(Saved entries)

----------------------------------------

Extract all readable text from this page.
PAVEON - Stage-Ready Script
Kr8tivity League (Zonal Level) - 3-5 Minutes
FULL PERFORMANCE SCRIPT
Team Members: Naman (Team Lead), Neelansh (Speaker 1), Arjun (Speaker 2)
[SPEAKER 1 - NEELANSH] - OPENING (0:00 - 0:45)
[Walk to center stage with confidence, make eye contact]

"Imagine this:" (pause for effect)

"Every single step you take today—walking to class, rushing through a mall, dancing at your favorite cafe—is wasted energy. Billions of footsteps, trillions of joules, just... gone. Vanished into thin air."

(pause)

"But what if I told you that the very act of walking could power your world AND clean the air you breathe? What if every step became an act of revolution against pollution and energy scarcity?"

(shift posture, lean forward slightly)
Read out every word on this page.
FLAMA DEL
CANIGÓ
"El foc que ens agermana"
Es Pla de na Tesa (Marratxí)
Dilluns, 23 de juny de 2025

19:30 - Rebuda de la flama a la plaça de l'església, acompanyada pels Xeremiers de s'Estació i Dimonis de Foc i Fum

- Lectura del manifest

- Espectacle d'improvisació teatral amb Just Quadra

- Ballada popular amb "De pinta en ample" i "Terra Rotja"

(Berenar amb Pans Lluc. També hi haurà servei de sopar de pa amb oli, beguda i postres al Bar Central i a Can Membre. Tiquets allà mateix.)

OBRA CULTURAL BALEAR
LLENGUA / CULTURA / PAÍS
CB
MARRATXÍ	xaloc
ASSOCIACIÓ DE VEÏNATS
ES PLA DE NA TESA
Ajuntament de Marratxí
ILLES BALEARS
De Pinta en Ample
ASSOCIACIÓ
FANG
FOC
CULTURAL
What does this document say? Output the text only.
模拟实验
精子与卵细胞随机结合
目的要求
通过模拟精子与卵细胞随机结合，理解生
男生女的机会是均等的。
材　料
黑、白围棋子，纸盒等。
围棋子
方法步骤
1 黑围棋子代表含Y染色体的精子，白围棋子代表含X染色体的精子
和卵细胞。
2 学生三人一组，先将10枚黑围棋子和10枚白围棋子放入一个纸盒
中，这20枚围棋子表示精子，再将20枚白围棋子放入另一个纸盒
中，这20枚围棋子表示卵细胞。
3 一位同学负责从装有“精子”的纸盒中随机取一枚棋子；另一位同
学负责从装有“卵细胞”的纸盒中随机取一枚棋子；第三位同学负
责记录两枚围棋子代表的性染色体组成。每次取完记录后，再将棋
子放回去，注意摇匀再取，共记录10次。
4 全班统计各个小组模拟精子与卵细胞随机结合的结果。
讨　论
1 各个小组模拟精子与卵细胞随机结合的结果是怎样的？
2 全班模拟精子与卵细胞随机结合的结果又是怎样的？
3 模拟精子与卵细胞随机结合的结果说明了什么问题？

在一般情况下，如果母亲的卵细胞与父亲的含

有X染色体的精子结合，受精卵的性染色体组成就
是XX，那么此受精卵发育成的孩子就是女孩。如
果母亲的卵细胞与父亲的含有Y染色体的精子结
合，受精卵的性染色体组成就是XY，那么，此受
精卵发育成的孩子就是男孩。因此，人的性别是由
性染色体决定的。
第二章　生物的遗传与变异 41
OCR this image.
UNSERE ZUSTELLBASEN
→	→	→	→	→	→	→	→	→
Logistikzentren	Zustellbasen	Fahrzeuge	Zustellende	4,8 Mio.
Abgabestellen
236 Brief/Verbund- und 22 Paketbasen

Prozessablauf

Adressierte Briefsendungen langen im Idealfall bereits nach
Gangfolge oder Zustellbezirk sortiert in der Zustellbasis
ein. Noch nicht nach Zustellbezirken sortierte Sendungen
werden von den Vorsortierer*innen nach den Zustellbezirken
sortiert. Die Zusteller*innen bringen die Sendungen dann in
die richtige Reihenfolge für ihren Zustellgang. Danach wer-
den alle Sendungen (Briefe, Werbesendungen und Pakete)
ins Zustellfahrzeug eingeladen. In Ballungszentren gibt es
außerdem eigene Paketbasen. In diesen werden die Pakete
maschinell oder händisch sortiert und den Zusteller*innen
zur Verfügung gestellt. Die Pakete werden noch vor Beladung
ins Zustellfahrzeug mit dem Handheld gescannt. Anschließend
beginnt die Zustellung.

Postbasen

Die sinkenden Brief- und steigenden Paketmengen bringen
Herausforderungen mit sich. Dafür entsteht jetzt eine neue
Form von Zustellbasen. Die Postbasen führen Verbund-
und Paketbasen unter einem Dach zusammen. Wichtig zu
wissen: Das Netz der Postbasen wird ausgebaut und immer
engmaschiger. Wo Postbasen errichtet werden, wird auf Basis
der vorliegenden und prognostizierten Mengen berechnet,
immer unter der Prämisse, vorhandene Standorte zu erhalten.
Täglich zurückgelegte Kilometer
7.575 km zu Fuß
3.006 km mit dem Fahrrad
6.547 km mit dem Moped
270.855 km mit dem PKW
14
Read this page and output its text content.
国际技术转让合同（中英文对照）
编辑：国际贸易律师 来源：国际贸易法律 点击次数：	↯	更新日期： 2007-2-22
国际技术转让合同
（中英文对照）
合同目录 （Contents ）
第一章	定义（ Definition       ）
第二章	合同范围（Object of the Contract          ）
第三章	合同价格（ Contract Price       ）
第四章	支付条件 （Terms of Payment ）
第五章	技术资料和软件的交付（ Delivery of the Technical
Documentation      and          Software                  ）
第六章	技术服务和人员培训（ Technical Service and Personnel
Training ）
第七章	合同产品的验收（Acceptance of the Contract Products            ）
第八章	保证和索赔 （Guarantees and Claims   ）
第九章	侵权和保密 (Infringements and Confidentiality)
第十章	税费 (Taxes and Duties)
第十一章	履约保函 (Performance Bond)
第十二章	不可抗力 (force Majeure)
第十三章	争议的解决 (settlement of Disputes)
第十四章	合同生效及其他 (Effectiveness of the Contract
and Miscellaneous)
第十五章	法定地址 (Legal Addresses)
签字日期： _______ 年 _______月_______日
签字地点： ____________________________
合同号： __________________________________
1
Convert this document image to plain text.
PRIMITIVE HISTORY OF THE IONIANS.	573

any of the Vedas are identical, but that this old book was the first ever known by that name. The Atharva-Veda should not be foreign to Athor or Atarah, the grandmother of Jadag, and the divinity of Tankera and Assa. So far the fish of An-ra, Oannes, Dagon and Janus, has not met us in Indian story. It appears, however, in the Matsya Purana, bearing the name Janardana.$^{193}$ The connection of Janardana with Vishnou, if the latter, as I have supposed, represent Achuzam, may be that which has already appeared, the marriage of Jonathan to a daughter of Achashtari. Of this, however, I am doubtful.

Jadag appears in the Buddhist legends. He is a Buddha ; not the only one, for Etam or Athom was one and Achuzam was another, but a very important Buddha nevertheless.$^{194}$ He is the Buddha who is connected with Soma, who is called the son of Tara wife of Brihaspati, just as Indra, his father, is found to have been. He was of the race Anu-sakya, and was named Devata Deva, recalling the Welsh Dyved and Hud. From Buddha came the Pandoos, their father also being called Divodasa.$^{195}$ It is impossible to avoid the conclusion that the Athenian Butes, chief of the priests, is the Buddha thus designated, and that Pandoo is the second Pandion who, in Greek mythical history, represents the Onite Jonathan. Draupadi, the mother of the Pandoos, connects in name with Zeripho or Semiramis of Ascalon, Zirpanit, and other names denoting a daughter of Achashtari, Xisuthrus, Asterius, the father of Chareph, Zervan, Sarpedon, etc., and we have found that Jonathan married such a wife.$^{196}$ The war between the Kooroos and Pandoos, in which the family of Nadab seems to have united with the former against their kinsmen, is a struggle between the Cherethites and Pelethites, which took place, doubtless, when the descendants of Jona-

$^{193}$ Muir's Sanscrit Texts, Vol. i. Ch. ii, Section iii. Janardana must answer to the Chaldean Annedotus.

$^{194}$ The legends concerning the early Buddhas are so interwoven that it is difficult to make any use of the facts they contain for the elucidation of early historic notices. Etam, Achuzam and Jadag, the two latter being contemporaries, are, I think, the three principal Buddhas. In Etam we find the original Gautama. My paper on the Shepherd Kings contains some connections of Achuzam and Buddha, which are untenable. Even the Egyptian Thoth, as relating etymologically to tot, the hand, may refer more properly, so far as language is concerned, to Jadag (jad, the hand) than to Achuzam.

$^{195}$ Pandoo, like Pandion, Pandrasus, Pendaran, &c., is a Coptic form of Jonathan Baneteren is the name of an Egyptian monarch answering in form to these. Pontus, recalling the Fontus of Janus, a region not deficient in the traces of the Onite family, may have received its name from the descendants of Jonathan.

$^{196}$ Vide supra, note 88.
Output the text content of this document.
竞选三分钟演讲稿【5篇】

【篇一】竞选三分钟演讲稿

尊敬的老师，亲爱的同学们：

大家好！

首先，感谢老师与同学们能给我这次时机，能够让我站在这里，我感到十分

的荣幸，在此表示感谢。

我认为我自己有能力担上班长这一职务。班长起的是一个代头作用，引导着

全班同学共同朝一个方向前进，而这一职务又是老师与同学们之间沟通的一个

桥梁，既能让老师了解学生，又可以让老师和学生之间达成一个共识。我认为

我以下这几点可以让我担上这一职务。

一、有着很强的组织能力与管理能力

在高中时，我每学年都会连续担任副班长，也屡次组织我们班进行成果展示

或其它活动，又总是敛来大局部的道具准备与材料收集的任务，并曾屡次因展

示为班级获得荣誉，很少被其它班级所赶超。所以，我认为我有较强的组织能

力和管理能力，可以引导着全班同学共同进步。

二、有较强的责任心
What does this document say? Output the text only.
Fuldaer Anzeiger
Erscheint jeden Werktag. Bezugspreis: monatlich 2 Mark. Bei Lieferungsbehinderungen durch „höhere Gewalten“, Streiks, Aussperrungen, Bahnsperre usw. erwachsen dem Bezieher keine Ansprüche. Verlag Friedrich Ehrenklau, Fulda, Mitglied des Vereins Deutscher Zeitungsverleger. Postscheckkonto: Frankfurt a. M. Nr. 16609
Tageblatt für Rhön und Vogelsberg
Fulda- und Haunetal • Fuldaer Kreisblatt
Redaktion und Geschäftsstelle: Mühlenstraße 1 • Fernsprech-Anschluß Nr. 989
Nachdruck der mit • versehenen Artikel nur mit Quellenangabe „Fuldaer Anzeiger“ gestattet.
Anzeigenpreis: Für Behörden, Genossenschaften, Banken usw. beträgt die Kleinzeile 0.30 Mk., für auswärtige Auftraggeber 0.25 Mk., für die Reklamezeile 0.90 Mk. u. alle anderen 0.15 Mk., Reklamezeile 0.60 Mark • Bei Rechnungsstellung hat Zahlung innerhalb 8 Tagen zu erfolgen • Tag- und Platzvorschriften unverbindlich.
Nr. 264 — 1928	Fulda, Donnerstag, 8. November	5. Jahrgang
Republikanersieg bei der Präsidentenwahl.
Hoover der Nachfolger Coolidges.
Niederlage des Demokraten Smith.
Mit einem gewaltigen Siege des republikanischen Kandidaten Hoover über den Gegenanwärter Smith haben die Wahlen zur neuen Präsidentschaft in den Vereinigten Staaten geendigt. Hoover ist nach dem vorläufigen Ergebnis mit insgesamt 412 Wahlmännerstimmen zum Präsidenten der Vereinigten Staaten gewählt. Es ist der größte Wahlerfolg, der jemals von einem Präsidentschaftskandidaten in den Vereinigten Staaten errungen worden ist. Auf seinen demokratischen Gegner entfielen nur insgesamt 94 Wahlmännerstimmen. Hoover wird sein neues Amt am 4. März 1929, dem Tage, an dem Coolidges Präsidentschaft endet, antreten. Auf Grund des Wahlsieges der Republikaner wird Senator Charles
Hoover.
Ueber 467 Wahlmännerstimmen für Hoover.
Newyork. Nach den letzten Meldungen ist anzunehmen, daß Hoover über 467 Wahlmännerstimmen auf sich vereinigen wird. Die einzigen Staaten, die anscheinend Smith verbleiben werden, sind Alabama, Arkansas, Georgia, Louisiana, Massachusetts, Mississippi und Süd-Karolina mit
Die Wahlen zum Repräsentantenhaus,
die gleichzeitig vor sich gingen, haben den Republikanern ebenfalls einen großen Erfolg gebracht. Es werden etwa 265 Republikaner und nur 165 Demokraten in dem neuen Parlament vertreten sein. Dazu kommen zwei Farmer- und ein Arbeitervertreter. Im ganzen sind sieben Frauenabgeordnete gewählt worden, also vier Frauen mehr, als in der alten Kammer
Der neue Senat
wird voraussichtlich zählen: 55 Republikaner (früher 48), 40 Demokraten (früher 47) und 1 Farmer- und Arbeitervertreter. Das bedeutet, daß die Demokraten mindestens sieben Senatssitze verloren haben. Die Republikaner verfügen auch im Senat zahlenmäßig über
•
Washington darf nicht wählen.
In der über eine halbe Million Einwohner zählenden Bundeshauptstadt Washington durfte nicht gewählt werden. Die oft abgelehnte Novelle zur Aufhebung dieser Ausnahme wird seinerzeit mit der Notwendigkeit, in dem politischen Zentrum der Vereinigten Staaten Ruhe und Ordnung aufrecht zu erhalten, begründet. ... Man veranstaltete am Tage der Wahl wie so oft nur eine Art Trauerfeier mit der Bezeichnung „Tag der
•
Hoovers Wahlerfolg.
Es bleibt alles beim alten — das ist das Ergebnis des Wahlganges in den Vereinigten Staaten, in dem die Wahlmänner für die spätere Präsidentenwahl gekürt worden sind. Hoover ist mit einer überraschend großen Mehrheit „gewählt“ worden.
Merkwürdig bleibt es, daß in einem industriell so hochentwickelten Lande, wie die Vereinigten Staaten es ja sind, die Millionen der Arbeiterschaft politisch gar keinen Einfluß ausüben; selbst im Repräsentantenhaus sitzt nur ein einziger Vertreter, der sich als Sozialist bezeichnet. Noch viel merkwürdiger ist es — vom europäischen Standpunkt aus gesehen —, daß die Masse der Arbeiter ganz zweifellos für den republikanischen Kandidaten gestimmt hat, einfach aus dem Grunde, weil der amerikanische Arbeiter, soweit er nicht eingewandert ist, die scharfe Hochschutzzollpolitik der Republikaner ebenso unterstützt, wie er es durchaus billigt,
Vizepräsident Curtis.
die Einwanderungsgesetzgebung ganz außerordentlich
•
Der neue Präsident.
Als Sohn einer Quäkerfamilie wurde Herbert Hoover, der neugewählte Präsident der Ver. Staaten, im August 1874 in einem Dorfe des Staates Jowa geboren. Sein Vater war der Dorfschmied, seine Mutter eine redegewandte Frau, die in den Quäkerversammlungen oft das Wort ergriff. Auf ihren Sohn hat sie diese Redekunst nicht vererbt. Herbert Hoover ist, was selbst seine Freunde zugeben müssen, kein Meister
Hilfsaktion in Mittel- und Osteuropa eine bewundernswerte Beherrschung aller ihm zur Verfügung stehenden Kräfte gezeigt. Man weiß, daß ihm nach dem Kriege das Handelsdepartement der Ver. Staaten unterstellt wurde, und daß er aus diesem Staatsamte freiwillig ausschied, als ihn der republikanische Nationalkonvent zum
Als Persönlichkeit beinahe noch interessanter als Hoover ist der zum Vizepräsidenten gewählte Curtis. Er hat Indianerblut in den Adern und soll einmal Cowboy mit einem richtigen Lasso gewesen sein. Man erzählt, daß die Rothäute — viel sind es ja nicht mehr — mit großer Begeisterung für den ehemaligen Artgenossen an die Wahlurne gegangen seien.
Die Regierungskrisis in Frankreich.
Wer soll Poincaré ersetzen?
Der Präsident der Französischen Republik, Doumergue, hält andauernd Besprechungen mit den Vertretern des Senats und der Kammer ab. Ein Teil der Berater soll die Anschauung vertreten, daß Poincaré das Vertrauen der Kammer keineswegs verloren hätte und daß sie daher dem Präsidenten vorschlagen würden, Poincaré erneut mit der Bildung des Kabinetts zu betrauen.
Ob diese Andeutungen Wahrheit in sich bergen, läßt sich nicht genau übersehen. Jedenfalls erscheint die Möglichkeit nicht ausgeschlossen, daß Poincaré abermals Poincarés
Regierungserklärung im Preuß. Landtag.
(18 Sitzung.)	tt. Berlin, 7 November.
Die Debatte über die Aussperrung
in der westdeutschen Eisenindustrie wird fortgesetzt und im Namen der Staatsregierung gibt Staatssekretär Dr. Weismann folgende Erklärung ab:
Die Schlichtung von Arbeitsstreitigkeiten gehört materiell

----------------------------------------

# What is needed
Pull out all lines from the listing that contain the string "Egyptian".

# Task response
$^{194}$ The legends concerning the early Buddhas are so interwoven that it is difficult to make any use of the facts they contain for the elucidation of early historic notices. Etam, Achuzam and Jadag, the two latter being contemporaries, are, I think, the three principal Buddhas. In Etam we find the original Gautama. My paper on the Shepherd Kings contains some connections of Achuzam and Buddha, which are untenable. Even the Egyptian Thoth, as relating etymologically to tot, the hand, may refer more properly, so far as language is concerned, to Jadag (jad, the hand) than to Achuzam.
$^{195}$ Pandoo, like Pandion, Pandrasus, Pendaran, &c., is a Coptic form of Jonathan Baneteren is the name of an Egyptian monarch answering in form to these. Pontus, recalling the Fontus of Janus, a region not deficient in the traces of the Onite family, may have received its name from the descendants of Jonathan.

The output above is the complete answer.